### DATA SUPPLIED

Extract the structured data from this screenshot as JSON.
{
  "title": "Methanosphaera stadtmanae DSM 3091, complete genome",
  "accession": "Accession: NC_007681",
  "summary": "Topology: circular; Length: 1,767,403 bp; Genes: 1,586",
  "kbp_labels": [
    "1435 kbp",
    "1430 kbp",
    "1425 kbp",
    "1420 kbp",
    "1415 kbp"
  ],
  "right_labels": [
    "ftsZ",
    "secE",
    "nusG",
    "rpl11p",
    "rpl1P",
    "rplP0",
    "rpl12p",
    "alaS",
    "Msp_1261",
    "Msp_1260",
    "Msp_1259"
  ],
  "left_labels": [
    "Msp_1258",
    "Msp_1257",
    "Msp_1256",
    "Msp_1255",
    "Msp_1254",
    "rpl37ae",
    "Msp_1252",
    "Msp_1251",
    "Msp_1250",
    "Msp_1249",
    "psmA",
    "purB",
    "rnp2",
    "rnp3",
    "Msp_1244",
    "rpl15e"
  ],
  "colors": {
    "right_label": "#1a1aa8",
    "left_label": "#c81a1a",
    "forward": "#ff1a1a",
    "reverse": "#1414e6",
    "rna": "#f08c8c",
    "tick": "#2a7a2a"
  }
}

######

Could you repeat every record above exactly as it appears?

Extract the structured data from this screenshot as JSON.
{
  "title": "Methanosphaera stadtmanae DSM 3091, complete genome",
  "accession": "Accession: NC_007681",
  "summary": "Topology: circular; Length: 1,767,403 bp; Genes: 1,586",
  "kbp_labels": [
    "1435 kbp",
    "1430 kbp",
    "1425 kbp",
    "1420 kbp",
    "1415 kbp"
  ],
  "right_labels": [
    "ftsZ",
    "secE",
    "nusG",
    "rpl11p",
    "rpl1P",
    "rplP0",
    "rpl12p",
    "alaS",
    "Msp_1261",
    "Msp_1260",
    "Msp_1259"
  ],
  "left_labels": [
    "Msp_1258",
    "Msp_1257",
    "Msp_1256",
    "Msp_1255",
    "Msp_1254",
    "rpl37ae",
    "Msp_1252",
    "Msp_1251",
    "Msp_1250",
    "Msp_1249",
    "psmA",
    "purB",
    "rnp2",
    "rnp3",
    "Msp_1244",
    "rpl15e"
  ],
  "colors": {
    "right_label": "#1a1aa8",
    "left_label": "#c81a1a",
    "forward": "#ff1a1a",
    "reverse": "#1414e6",
    "rna": "#f08c8c",
    "tick": "#2a7a2a"
  }
}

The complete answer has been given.